SET PROBLEM: Determine the number of lines that contain the word "через", then state that number and nothing more.

#### THE DATA ####

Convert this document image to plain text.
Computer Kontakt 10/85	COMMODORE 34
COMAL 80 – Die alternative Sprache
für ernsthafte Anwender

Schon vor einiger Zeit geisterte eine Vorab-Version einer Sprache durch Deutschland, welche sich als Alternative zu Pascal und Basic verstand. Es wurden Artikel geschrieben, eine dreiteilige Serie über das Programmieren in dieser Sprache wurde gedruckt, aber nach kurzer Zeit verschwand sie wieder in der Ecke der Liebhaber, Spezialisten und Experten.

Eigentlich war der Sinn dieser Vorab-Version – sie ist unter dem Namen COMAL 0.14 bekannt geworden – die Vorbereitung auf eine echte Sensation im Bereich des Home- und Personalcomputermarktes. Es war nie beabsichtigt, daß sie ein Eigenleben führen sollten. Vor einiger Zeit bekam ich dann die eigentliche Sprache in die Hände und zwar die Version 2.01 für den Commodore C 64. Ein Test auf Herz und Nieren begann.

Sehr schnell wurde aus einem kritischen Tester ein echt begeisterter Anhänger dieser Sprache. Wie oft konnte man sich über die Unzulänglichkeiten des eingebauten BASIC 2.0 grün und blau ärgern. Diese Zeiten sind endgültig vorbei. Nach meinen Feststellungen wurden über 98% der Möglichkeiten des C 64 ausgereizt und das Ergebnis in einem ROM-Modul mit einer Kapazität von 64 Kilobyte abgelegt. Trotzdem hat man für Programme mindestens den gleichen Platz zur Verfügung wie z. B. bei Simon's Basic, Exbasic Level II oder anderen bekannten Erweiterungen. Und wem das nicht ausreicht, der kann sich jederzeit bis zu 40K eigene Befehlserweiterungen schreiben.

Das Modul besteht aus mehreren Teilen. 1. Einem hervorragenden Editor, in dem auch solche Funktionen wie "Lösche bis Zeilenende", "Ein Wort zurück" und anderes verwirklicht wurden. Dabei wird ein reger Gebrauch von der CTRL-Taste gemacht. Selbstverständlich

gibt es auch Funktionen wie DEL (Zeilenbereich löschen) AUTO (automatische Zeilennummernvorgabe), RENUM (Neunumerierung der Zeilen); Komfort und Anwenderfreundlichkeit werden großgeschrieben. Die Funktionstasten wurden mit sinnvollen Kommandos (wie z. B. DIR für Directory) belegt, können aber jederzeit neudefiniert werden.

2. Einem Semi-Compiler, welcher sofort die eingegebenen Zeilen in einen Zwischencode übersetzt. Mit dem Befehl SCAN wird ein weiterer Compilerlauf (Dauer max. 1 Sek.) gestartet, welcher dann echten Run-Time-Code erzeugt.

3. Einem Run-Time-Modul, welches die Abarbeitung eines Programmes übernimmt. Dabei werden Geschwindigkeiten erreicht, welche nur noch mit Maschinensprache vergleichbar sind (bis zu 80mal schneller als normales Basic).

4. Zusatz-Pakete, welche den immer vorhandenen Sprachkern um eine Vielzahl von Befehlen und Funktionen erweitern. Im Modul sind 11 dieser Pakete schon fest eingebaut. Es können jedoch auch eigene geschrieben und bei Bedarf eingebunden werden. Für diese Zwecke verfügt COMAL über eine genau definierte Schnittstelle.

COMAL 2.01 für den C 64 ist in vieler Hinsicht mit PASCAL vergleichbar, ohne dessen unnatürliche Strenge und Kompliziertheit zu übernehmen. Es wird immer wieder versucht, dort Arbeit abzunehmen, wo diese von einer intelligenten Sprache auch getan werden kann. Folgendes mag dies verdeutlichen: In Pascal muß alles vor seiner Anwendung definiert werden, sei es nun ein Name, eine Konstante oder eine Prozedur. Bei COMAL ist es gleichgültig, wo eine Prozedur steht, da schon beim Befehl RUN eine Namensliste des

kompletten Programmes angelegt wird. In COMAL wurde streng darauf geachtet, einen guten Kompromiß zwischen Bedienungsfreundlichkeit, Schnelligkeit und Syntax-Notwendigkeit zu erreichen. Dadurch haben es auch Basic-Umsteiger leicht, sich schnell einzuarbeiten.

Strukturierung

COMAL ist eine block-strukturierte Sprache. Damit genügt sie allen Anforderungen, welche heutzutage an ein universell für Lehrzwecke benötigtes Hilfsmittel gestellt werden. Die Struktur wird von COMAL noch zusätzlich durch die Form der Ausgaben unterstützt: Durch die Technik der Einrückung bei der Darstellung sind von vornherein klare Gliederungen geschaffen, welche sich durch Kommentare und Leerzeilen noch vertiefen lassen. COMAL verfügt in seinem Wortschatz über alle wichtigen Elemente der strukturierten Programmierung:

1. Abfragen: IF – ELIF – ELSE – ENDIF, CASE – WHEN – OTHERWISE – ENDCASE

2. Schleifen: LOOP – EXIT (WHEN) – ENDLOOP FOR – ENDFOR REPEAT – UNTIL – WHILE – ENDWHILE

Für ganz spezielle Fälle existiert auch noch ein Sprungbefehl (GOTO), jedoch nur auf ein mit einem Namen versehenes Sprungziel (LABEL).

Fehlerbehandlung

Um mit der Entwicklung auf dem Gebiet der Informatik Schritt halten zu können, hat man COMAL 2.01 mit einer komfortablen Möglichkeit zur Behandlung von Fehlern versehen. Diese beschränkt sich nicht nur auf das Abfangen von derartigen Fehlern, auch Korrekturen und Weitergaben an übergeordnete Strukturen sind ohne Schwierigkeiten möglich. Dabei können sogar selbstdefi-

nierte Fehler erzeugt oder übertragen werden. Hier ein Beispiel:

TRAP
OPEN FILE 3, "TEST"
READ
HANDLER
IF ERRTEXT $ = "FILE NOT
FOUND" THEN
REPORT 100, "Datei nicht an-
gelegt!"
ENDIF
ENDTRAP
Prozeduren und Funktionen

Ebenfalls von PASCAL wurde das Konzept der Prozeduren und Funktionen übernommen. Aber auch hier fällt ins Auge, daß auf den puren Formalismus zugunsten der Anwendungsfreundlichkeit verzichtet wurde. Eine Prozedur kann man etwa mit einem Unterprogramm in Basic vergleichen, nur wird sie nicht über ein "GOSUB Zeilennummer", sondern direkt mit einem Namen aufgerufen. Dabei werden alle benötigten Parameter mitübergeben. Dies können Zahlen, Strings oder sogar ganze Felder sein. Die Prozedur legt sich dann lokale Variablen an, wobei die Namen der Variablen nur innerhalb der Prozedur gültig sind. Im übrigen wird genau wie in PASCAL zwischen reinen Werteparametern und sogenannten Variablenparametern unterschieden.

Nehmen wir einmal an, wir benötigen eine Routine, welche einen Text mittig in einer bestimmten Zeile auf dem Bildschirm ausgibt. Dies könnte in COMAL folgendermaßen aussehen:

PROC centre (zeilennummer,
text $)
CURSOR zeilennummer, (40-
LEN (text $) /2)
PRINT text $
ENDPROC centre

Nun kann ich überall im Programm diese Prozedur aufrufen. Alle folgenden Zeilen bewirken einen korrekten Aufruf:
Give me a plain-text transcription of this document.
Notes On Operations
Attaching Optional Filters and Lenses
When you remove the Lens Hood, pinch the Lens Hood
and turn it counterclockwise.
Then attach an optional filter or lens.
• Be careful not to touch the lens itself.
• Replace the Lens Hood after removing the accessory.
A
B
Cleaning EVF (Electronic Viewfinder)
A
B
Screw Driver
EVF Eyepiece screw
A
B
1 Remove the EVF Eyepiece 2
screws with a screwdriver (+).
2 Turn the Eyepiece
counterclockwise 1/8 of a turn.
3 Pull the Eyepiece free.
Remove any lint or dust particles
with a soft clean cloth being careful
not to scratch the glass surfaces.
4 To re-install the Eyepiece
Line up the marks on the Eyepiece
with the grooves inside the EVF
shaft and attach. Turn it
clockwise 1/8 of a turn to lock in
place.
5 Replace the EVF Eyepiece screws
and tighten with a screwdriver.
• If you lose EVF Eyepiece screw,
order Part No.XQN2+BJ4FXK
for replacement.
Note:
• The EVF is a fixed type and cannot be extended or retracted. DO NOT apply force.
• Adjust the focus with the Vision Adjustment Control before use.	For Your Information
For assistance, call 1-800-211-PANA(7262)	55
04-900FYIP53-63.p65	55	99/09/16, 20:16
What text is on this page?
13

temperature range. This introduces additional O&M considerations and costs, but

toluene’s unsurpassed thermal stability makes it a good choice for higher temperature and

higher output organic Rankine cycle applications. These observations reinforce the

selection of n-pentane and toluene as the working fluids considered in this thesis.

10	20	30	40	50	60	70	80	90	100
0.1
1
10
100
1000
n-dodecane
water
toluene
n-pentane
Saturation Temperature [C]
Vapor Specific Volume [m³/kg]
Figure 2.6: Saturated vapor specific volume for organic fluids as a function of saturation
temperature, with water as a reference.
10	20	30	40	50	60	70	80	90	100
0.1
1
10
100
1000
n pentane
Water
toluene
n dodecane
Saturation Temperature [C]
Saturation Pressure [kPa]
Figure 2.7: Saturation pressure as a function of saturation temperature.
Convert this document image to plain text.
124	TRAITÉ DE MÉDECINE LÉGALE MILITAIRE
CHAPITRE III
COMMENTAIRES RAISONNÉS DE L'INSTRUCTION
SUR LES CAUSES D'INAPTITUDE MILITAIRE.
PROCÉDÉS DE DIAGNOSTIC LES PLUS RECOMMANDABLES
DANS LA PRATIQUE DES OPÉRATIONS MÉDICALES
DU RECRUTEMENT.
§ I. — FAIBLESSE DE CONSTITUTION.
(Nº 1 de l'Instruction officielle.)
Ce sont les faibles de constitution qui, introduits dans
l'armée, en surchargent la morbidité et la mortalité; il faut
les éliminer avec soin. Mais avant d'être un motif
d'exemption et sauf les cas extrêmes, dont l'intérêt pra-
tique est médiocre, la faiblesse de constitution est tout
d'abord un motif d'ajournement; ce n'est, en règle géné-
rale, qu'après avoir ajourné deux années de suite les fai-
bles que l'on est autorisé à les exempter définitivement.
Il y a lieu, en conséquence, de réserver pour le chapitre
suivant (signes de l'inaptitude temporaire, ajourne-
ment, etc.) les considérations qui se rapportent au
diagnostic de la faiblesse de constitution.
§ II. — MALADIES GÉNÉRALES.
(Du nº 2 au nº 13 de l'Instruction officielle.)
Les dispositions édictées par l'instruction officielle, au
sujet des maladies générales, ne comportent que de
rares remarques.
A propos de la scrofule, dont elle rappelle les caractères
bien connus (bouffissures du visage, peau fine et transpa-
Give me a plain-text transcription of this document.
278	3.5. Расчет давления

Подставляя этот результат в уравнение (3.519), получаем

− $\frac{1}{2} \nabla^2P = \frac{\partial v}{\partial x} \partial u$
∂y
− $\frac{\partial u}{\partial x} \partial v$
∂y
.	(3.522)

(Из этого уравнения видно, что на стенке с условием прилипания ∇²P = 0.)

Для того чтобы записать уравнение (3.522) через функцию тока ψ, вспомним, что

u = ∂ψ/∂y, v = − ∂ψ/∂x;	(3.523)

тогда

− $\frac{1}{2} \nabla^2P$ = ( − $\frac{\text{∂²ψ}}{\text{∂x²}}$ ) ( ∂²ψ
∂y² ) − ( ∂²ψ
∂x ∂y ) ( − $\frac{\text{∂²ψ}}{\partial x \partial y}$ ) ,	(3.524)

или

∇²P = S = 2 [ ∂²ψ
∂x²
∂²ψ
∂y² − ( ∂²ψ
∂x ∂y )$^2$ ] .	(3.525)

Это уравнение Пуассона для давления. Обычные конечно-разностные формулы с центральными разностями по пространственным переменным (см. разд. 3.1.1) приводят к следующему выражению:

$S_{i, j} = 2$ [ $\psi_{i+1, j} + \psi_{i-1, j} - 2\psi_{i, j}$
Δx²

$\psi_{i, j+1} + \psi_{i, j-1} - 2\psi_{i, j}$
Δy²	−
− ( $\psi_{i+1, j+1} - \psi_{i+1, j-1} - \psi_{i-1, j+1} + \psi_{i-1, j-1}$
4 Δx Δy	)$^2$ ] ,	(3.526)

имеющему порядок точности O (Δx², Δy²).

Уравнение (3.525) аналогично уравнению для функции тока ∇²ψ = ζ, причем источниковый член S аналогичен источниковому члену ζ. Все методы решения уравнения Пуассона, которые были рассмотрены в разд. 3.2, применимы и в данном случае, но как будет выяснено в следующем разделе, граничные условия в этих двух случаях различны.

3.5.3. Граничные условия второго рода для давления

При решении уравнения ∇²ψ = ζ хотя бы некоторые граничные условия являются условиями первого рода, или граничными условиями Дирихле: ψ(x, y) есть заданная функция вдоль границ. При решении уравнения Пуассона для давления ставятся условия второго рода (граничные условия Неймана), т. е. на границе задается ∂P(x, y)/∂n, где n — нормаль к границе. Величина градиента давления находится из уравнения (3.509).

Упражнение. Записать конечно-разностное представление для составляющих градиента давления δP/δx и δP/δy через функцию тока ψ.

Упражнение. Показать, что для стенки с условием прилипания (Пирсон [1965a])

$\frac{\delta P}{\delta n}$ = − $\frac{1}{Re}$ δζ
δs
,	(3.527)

####

TASK SOLUTION: 2